> _WORK INSTRUCTIONS_
a – From the Cockapoo forum post, extract the passage starting with "## Karplan (Aug" and going on through "me? Thanks much!".
b – In the Cockapoo forum post, what happened to the local breeder the two dogs came from?

# start of QUOTED PASSAGE

# Are Cockapoos without furry faces common?



## Karplan (Aug 12, 2013)

Hi all! My first post here. I have two adorable (of course!) Cockapoos, an 8 year old female and her half-brother, a 5 year old male. They share the same father. I got both from a local breeder who sadly passed away 4 years ago. Neither Lacey or her brother Casey have the typical furry Cockapoo faces--both have short hair on their faces but are otherwise typical curly coated Poos. I never thought much of it until I read a "breed standard" online and realized neither qualified! Their parents had furry faces, though their dad's was less so than their mothers'. Their parents are Cockapoos so they are not first generation Miniature Poodle and Cocker Spaniel crosses. I saw a few pictures of smooth faced Cockapoos posted here but not sure if that's natural or they were groomed that way. Can anyone shed some light on this for me? Thanks much!

# end of QUOTED PASSAGE
# start of LISTED RECORDS

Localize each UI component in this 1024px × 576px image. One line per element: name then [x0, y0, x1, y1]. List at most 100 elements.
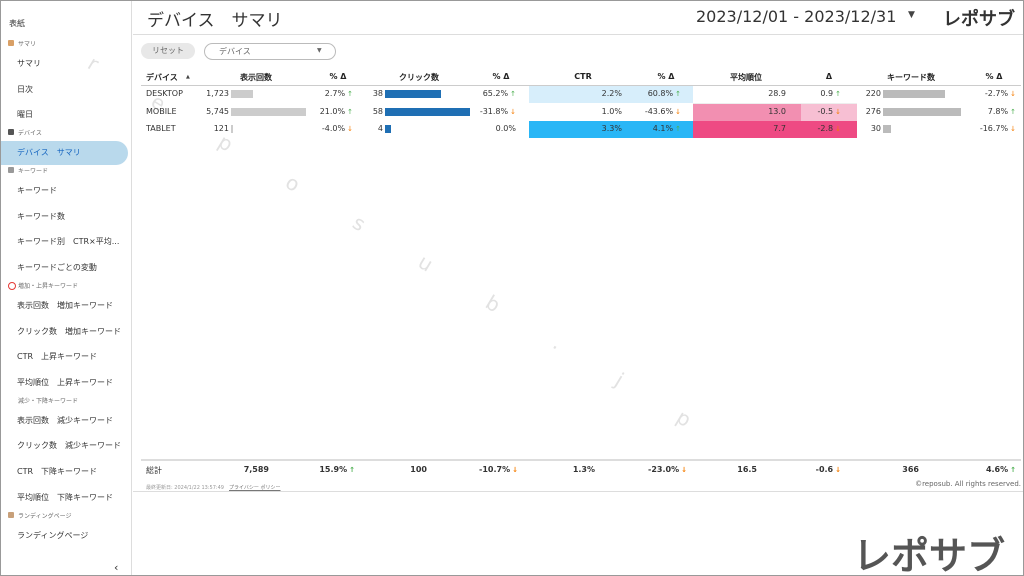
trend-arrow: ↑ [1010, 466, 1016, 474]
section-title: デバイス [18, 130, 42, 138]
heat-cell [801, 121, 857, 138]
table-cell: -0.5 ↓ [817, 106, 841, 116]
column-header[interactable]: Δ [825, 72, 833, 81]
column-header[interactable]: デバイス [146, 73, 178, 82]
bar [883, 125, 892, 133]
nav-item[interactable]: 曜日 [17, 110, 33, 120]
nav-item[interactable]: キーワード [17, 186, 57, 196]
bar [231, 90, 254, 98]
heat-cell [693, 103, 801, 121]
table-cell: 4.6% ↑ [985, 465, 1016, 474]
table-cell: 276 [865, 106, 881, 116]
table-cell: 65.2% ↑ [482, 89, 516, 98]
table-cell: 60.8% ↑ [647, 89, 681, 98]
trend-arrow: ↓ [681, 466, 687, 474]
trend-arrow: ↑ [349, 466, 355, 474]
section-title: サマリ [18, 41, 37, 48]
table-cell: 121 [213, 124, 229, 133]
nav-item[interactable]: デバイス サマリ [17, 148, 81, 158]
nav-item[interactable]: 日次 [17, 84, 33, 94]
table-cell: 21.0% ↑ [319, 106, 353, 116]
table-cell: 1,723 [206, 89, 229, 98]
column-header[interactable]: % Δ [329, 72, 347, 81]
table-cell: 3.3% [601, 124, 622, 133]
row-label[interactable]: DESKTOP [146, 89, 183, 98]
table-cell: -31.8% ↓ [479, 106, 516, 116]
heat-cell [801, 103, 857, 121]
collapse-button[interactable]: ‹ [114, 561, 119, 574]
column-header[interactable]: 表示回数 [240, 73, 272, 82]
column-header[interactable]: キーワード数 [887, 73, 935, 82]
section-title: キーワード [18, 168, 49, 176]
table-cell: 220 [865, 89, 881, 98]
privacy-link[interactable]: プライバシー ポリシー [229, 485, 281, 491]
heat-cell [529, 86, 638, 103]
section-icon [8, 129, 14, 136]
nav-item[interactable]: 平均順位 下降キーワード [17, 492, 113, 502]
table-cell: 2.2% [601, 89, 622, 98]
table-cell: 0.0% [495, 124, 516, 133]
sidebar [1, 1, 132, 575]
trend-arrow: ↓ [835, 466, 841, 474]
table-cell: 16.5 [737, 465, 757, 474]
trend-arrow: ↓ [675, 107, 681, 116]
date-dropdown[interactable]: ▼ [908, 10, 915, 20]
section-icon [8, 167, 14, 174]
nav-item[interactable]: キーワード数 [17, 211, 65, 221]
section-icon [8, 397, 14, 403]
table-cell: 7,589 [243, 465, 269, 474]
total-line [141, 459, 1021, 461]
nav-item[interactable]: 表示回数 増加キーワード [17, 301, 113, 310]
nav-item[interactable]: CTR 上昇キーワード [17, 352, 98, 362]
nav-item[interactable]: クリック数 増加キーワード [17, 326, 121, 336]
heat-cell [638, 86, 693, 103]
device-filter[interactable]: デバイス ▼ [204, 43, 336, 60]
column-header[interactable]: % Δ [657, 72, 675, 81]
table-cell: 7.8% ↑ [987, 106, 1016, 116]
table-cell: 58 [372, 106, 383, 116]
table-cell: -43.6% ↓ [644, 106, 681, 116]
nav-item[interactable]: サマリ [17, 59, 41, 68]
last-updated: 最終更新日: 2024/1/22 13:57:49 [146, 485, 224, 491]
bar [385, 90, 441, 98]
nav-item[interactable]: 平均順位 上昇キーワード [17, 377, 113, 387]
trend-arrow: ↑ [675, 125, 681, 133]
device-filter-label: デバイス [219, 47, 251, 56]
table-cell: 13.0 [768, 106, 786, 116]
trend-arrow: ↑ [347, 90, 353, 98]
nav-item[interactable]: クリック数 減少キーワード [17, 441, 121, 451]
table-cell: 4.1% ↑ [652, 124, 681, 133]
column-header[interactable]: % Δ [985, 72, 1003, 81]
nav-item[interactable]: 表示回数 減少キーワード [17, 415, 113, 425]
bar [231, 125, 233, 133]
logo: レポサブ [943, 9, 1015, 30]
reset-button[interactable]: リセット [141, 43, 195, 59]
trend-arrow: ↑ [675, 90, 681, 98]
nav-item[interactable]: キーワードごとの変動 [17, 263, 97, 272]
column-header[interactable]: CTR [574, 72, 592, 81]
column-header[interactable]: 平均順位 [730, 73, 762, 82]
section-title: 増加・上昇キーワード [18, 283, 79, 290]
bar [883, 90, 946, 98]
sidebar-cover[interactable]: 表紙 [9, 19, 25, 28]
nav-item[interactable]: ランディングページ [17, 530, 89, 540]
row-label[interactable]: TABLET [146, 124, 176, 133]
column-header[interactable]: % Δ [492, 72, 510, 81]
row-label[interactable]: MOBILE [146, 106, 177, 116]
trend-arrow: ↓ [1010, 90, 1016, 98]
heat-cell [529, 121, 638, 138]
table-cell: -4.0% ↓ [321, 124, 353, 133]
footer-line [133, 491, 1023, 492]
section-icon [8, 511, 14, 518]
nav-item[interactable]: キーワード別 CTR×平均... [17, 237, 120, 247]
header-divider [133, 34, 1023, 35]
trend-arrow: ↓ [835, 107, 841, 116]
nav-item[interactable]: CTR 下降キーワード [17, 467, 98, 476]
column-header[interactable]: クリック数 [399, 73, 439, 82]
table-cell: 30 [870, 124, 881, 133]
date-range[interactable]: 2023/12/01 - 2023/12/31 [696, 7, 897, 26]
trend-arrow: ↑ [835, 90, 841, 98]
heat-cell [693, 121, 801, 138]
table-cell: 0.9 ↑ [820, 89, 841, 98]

# end of LISTED RECORDS
# start of LISTED RECORDS

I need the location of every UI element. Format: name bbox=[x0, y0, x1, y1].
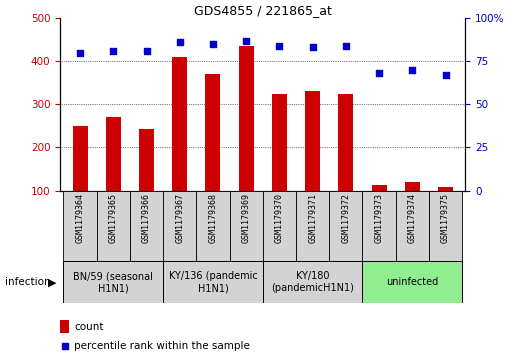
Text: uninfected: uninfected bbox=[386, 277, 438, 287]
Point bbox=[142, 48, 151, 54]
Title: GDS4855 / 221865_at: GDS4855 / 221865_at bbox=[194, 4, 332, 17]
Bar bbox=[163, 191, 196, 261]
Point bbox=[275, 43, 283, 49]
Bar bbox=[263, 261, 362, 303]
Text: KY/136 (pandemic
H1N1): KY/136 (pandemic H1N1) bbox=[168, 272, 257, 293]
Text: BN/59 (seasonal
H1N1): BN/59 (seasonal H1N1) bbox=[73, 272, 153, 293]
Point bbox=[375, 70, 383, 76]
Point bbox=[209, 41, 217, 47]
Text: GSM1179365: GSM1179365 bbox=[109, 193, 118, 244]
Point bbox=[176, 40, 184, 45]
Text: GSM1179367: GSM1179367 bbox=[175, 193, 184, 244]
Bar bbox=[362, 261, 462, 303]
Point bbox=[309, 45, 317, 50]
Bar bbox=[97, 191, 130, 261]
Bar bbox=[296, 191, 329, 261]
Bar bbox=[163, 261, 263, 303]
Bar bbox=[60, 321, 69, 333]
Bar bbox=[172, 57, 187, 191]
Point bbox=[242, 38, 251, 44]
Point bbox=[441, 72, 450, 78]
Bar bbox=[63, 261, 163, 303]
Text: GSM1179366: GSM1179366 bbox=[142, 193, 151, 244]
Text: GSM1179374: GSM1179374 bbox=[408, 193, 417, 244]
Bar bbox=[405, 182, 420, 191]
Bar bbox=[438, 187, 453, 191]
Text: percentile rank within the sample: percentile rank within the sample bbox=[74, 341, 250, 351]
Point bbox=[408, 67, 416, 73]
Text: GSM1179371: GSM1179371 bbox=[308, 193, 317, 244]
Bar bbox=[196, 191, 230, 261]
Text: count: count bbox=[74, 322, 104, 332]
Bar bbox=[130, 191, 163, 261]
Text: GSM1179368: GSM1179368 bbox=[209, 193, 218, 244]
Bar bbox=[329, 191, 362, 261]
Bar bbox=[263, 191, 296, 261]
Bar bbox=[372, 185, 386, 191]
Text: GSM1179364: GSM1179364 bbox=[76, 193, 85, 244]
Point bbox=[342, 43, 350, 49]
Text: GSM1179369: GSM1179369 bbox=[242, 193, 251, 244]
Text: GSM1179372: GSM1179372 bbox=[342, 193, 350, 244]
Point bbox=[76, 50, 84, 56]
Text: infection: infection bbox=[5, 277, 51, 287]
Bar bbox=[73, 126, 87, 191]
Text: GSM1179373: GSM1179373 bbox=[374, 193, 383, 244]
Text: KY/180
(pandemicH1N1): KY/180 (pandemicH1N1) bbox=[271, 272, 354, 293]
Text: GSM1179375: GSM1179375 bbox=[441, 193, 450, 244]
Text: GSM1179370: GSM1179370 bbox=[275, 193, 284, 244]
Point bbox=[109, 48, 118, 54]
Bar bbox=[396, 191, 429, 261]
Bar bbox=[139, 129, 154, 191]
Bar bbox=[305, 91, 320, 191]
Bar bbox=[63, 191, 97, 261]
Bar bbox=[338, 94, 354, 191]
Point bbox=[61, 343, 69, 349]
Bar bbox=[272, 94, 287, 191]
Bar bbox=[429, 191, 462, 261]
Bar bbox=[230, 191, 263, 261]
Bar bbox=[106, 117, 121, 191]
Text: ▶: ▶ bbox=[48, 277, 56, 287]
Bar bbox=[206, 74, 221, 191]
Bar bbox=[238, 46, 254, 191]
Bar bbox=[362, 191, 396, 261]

# end of LISTED RECORDS
# start of LISTED RECORDS

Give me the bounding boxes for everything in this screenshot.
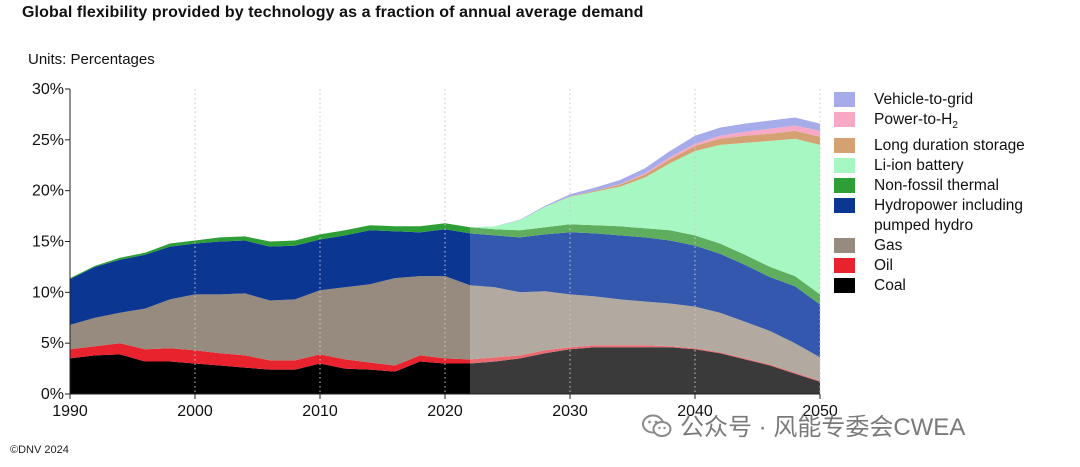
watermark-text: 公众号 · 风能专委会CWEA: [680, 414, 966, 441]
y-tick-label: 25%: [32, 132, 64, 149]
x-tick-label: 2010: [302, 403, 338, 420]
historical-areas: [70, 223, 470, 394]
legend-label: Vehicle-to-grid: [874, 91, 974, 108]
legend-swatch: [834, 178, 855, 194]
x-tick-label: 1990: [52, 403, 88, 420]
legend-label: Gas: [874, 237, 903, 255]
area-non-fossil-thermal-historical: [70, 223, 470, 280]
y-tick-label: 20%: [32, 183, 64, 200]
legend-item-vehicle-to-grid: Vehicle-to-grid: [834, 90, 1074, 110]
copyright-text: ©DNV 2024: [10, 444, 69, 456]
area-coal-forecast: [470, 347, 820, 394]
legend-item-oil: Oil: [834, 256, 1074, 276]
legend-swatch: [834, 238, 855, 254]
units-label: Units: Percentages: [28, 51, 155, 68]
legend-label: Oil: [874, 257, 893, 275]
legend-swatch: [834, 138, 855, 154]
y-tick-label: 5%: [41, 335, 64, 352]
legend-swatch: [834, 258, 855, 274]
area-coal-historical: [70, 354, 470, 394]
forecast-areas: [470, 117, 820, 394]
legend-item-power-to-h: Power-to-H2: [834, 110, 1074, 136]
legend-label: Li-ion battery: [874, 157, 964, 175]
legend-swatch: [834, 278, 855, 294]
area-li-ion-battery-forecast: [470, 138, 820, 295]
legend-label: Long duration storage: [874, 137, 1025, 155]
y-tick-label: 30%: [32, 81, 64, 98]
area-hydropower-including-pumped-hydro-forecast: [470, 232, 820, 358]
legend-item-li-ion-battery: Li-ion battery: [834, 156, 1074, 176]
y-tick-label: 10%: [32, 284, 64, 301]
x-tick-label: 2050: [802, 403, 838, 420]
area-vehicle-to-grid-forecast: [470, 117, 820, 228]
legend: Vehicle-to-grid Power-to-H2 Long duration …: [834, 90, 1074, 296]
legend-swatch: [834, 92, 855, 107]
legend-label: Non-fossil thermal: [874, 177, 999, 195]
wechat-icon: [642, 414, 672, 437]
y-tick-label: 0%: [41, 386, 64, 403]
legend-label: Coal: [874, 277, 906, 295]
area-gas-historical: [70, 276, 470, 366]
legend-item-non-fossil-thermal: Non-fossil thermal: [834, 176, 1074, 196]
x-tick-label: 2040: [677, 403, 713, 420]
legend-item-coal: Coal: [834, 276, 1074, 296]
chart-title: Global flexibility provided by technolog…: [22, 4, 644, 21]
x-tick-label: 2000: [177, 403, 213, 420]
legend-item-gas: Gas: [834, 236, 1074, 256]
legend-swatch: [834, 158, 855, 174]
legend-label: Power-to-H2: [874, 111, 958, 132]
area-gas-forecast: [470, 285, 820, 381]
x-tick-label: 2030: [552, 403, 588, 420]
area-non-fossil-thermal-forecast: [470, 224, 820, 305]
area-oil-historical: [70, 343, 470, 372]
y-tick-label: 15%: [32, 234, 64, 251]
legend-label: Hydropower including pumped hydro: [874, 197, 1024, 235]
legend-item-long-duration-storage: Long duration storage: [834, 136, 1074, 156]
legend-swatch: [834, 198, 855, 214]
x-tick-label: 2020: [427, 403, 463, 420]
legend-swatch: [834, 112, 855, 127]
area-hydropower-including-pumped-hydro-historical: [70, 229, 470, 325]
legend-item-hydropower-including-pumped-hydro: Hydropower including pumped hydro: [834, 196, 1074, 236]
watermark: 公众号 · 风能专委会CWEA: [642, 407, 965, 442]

# end of LISTED RECORDS

> _TASK RESPONSES_
a –
## Karplan (Aug 12, 2013)

Hi all! My first post here. I have two adorable (of course!) Cockapoos, an 8 year old female and her half-brother, a 5 year old male. They share the same father. I got both from a local breeder who sadly passed away 4 years ago. Neither Lacey or her brother Casey have the typical furry Cockapoo faces--both have short hair on their faces but are otherwise typical curly coated Poos. I never thought much of it until I read a "breed standard" online and realized neither qualified! Their parents had furry faces, though their dad's was less so than their mothers'. Their parents are Cockapoos so they are not first generation Miniature Poodle and Cocker Spaniel crosses. I saw a few pictures of smooth faced Cockapoos posted here but not sure if that's natural or they were groomed that way. Can anyone shed some light on this for me? Thanks much!

b – The breeder passed away 4 years ago.